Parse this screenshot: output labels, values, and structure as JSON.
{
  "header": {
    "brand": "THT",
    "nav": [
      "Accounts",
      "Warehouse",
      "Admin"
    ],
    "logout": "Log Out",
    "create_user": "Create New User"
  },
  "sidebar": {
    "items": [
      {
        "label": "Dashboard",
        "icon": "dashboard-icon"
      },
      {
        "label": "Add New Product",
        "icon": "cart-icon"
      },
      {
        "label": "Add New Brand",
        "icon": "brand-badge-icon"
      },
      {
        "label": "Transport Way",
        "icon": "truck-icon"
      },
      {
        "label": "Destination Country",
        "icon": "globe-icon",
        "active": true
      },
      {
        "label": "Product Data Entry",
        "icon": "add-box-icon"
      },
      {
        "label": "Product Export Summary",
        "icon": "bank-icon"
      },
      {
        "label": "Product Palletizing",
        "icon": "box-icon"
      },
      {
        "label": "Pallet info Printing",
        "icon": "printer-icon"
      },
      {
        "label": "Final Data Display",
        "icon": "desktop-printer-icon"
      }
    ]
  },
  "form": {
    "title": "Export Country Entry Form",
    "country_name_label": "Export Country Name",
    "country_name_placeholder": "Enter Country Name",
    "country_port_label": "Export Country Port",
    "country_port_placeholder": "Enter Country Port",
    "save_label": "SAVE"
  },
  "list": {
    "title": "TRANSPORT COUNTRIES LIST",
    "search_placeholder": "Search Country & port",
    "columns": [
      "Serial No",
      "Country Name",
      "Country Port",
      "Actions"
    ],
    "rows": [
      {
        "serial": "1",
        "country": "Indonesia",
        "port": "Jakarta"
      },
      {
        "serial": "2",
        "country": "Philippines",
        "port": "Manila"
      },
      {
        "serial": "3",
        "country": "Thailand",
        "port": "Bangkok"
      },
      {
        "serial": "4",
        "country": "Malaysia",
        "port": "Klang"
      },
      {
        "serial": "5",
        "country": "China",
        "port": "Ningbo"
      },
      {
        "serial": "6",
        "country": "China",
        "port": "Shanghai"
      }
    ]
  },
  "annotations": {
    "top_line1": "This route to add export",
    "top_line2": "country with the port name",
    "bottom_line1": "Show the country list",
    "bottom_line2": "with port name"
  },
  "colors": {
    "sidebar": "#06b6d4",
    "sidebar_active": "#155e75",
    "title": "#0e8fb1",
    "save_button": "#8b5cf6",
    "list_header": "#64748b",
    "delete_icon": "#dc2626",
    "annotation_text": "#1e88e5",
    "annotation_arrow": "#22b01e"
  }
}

━━━━━━━━

What to produce:
Restate the data above word for word, please.

Solution for this exercise:
Parse this screenshot: output labels, values, and structure as JSON.
{
  "header": {
    "brand": "THT",
    "nav": [
      "Accounts",
      "Warehouse",
      "Admin"
    ],
    "logout": "Log Out",
    "create_user": "Create New User"
  },
  "sidebar": {
    "items": [
      {
        "label": "Dashboard",
        "icon": "dashboard-icon"
      },
      {
        "label": "Add New Product",
        "icon": "cart-icon"
      },
      {
        "label": "Add New Brand",
        "icon": "brand-badge-icon"
      },
      {
        "label": "Transport Way",
        "icon": "truck-icon"
      },
      {
        "label": "Destination Country",
        "icon": "globe-icon",
        "active": true
      },
      {
        "label": "Product Data Entry",
        "icon": "add-box-icon"
      },
      {
        "label": "Product Export Summary",
        "icon": "bank-icon"
      },
      {
        "label": "Product Palletizing",
        "icon": "box-icon"
      },
      {
        "label": "Pallet info Printing",
        "icon": "printer-icon"
      },
      {
        "label": "Final Data Display",
        "icon": "desktop-printer-icon"
      }
    ]
  },
  "form": {
    "title": "Export Country Entry Form",
    "country_name_label": "Export Country Name",
    "country_name_placeholder": "Enter Country Name",
    "country_port_label": "Export Country Port",
    "country_port_placeholder": "Enter Country Port",
    "save_label": "SAVE"
  },
  "list": {
    "title": "TRANSPORT COUNTRIES LIST",
    "search_placeholder": "Search Country & port",
    "columns": [
      "Serial No",
      "Country Name",
      "Country Port",
      "Actions"
    ],
    "rows": [
      {
        "serial": "1",
        "country": "Indonesia",
        "port": "Jakarta"
      },
      {
        "serial": "2",
        "country": "Philippines",
        "port": "Manila"
      },
      {
        "serial": "3",
        "country": "Thailand",
        "port": "Bangkok"
      },
      {
        "serial": "4",
        "country": "Malaysia",
        "port": "Klang"
      },
      {
        "serial": "5",
        "country": "China",
        "port": "Ningbo"
      },
      {
        "serial": "6",
        "country": "China",
        "port": "Shanghai"
      }
    ]
  },
  "annotations": {
    "top_line1": "This route to add export",
    "top_line2": "country with the port name",
    "bottom_line1": "Show the country list",
    "bottom_line2": "with port name"
  },
  "colors": {
    "sidebar": "#06b6d4",
    "sidebar_active": "#155e75",
    "title": "#0e8fb1",
    "save_button": "#8b5cf6",
    "list_header": "#64748b",
    "delete_icon": "#dc2626",
    "annotation_text": "#1e88e5",
    "annotation_arrow": "#22b01e"
  }
}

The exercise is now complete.